═══ DOCUMENT EXCERPT ═══
Email teams should use whatever influence they have to improve their company’s returns policy.
If they work for a firm that ignores the customer journey past the point of purchase, they will be “missing out on critical opportunities to build trust and boost customer retention,” says Aaron Schwartz, president of Loop.
Loop found in a survey that 57% of shoppers are willing to abandon a brand that provides a poor post-purchase experience.
However, 97% feel that brands with flexible returns policies care more about their customer base.
Moreover, 96% of consumers read a retailer’s return policies before making an online purchase. And 54% are unlikely to buy from a brand that doesn’t offer free returns.
But many brands view customer returns merely as a cost center, Loop says.
Here are some of the problem areas. For one, many consumers would rather eat the cost of a bad purchase rather than get bogged down with a confusing or time-intensive returns policy. For 45%, a price point of $50 or less would discourage them from bothering.
═══ LISTED RECORDS ═══
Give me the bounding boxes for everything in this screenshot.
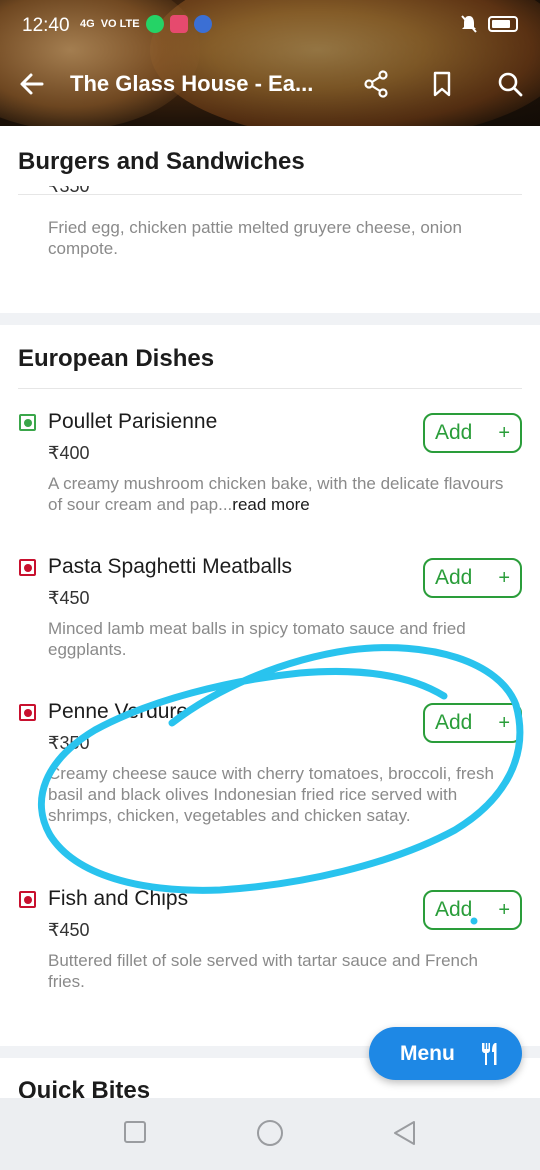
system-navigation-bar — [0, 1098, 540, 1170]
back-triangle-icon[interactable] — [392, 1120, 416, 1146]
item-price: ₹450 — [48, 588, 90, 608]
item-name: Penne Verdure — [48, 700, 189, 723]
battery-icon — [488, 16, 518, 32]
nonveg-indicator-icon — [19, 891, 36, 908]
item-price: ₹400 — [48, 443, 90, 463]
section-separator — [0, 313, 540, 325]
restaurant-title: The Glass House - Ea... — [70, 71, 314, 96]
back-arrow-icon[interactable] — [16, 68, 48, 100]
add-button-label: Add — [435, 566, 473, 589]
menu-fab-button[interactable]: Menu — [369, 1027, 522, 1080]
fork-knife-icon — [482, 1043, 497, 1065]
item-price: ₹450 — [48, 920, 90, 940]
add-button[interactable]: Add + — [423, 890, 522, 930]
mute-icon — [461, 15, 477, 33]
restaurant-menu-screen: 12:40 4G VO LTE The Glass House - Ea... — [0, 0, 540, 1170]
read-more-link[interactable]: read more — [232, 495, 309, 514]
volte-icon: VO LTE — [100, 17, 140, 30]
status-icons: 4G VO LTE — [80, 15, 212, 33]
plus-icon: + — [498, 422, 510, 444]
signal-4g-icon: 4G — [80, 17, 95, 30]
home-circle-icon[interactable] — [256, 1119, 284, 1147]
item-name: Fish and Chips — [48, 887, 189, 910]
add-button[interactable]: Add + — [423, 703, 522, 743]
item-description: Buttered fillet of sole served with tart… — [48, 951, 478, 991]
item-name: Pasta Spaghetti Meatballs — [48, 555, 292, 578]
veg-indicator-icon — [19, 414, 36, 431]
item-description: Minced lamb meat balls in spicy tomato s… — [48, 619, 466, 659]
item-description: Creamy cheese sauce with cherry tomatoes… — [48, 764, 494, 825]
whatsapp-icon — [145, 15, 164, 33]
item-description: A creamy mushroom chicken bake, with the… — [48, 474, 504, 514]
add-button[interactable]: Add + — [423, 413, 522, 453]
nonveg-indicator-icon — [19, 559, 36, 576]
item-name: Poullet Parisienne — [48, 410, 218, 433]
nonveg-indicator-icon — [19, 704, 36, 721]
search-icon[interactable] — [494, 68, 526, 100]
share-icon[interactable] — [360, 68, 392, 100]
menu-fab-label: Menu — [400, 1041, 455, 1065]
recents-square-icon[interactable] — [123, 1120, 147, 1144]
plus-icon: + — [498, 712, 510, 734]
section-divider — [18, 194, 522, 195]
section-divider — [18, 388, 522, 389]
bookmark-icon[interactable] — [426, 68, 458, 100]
═══
### YOUR TASKS:
**A.** Rewrite everything from "Email teams should" down to "offer free returns." in the returns-policy article, swapping "shoppers" for "buyers".
**B.** Carry the returns-policy article forward from its last sentence.

### TASK ANSWERS:
**A.**
Email teams should use whatever influence they have to improve their company’s returns policy.
If they work for a firm that ignores the customer journey past the point of purchase, they will be “missing out on critical opportunities to build trust and boost customer retention,” says Aaron Schwartz, president of Loop.
Loop found in a survey that 57% of buyers are willing to abandon a brand that provides a poor post-purchase experience.
However, 97% feel that brands with flexible returns policies care more about their customer base.
Moreover, 96% of consumers read a retailer’s return policies before making an online purchase. And 54% are unlikely to buy from a brand that doesn’t offer free returns.

**B.**
Why don’t some consumers bother with returns? The top five reasons are:
How do they want returns to work? According to Loop, 42% of shoppers prefer to drop returned items off at a shipping partner like UPS or FedEx.
In addition, 24% would choose at-home, product pick-up. And 18% would rather return products directly to a retailer’s storefront.
Returns can be used as a loyalty builder — indeed, 87% of shoppers say post-purchase incentives would make them more likely to buy for the first time.
What type of incentives? For 52%, it’s value product discounts, and for 41% coupons for future purchases or in-store credit. And 34% would welcome value coupons for future purchases — or in-store credit. And 34% desire an unlimited returns window.
Email marketing can be a critical part of the returns policies, given the need for notifications and other messaging. Such emails can also be used to upsell and cross-sell.
On another front, 56% of consumers care about the environmental impact of returns. And 33% have opted out of returning a product because of the potential environmental impact. Only 20% ignore this concern.
This is happening at a time of intense competition for consumers' dollars. Of the consumers polled, 80% are cutting back on non-essential purchases.
Loop surveyed 1,000 U.S. consumers.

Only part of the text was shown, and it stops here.